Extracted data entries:
•••
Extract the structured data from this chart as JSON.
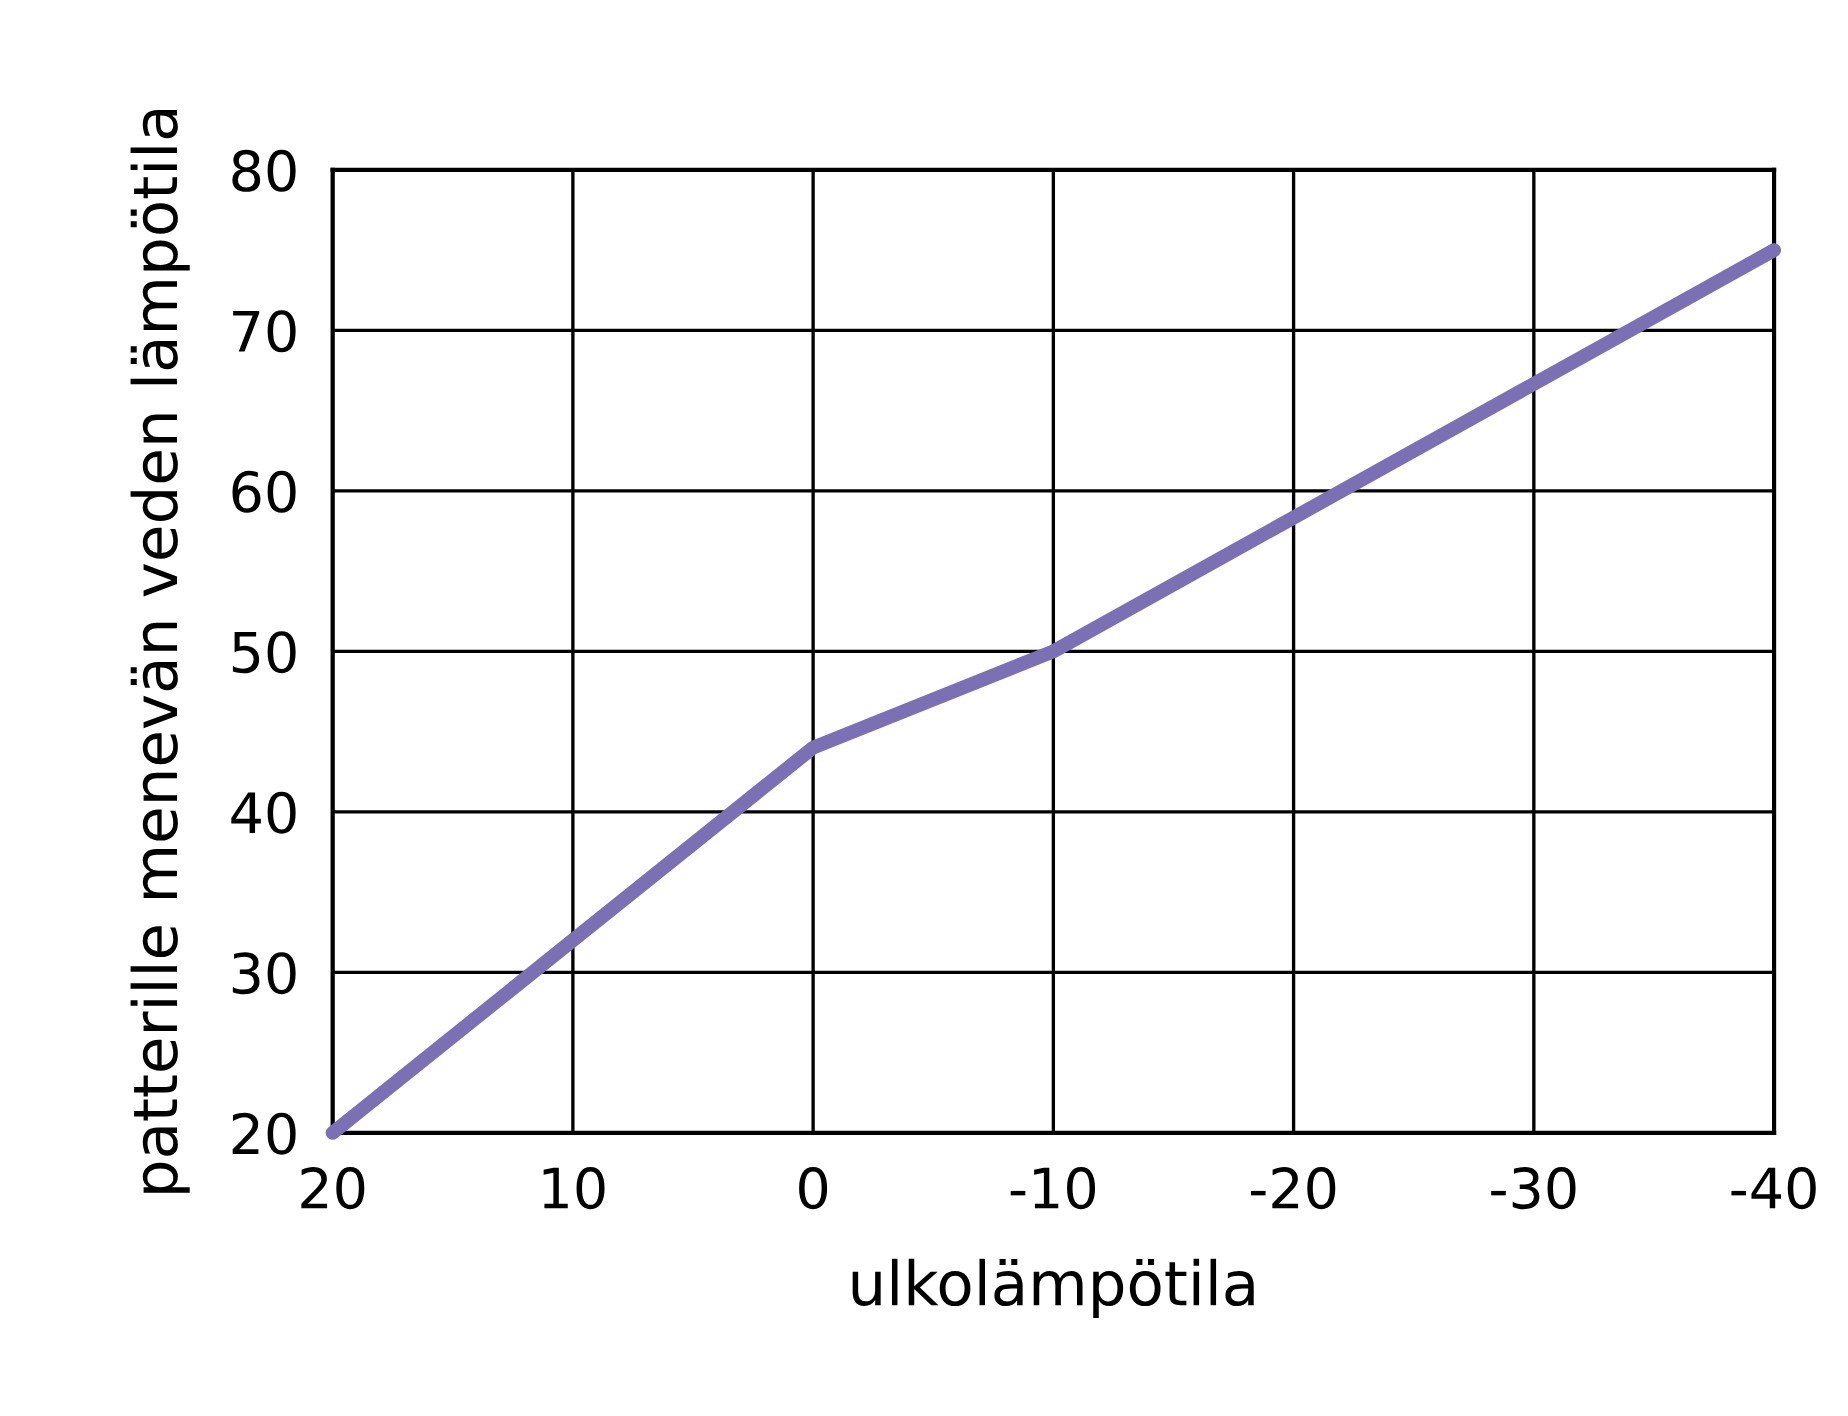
{
  "chart_data": {
    "type": "line",
    "xlabel": "ulkolämpötila",
    "ylabel": "patterille menevän veden lämpötila",
    "x": [
      20,
      0,
      -10,
      -40
    ],
    "series": [
      {
        "color": "#7b70b4",
        "values": [
          20,
          44,
          50,
          75
        ]
      }
    ],
    "xlim": [
      20,
      -40
    ],
    "xticks": [
      20,
      10,
      0,
      -10,
      -20,
      -30,
      -40
    ],
    "ylim": [
      20,
      80
    ],
    "yticks": [
      20,
      30,
      40,
      50,
      60,
      70,
      80
    ],
    "grid": true,
    "marker": "none",
    "line_style": "solid"
  }
}
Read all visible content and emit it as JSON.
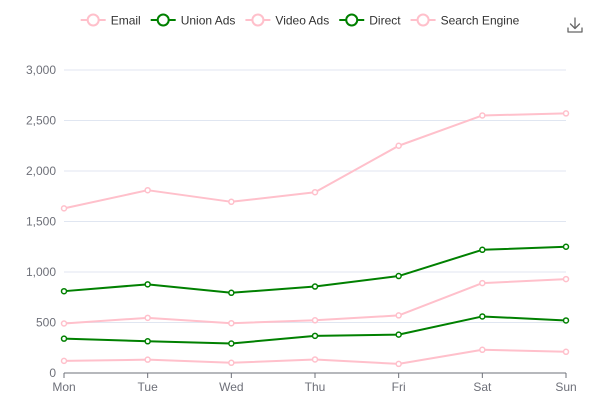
•••
### Task prompt
Copy out the entries verbatim and leave the images out.

### Solution to the exercise
Extract the structured data from this chart as JSON.
{
  "chart_data": {
    "type": "line",
    "xlabel": "ulkolämpötila",
    "ylabel": "patterille menevän veden lämpötila",
    "x": [
      20,
      0,
      -10,
      -40
    ],
    "series": [
      {
        "color": "#7b70b4",
        "values": [
          20,
          44,
          50,
          75
        ]
      }
    ],
    "xlim": [
      20,
      -40
    ],
    "xticks": [
      20,
      10,
      0,
      -10,
      -20,
      -30,
      -40
    ],
    "ylim": [
      20,
      80
    ],
    "yticks": [
      20,
      30,
      40,
      50,
      60,
      70,
      80
    ],
    "grid": true,
    "marker": "none",
    "line_style": "solid"
  }
}
Read all visible content and emit it as JSON.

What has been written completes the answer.